::: Information shown :::
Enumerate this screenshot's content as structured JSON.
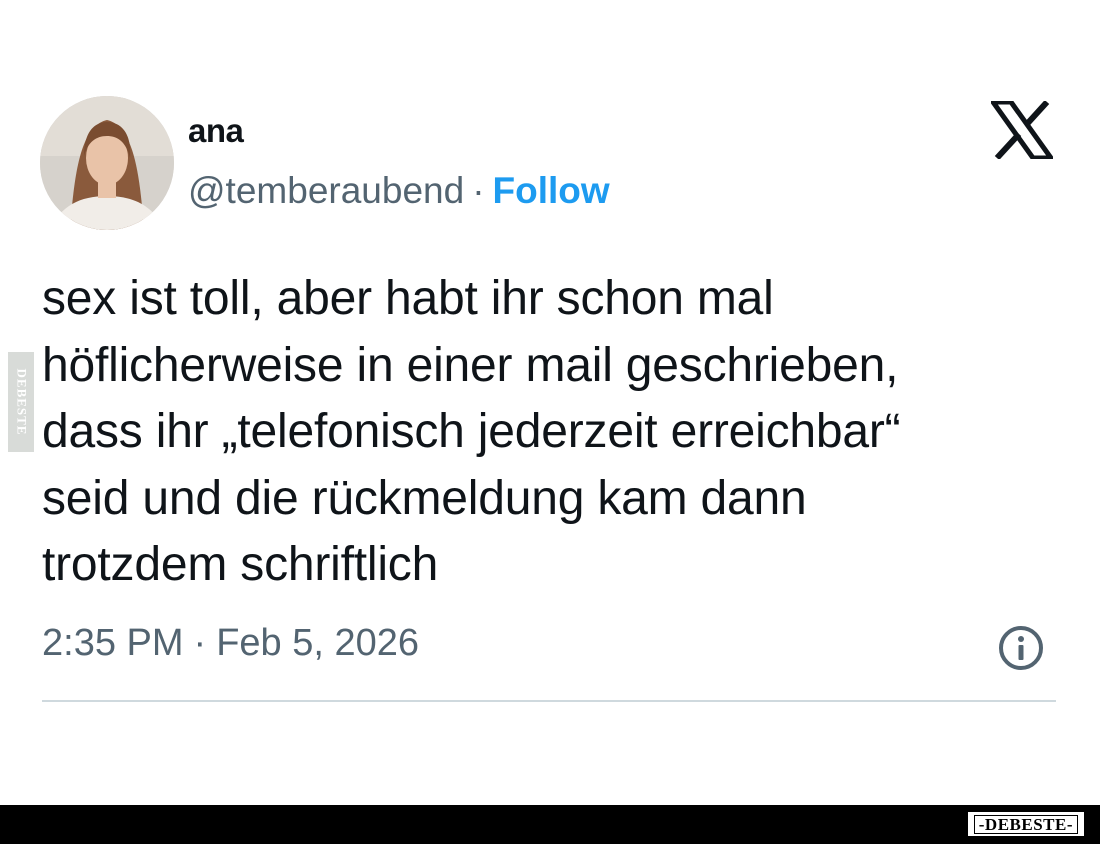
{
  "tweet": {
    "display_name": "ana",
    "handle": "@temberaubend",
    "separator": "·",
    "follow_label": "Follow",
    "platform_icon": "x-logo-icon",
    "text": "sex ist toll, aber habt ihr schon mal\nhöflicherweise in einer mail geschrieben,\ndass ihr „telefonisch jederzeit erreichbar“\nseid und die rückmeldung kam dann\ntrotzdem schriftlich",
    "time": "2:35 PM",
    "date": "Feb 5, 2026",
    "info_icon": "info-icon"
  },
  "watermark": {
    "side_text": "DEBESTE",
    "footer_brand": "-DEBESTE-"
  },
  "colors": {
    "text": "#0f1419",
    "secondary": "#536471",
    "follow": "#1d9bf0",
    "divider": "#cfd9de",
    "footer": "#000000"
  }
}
:::
Quote the records above in full, dropping each picture.

Enumerate this screenshot's content as structured JSON.
{
  "tweet": {
    "display_name": "ana",
    "handle": "@temberaubend",
    "separator": "·",
    "follow_label": "Follow",
    "platform_icon": "x-logo-icon",
    "text": "sex ist toll, aber habt ihr schon mal\nhöflicherweise in einer mail geschrieben,\ndass ihr „telefonisch jederzeit erreichbar“\nseid und die rückmeldung kam dann\ntrotzdem schriftlich",
    "time": "2:35 PM",
    "date": "Feb 5, 2026",
    "info_icon": "info-icon"
  },
  "watermark": {
    "side_text": "DEBESTE",
    "footer_brand": "-DEBESTE-"
  },
  "colors": {
    "text": "#0f1419",
    "secondary": "#536471",
    "follow": "#1d9bf0",
    "divider": "#cfd9de",
    "footer": "#000000"
  }
}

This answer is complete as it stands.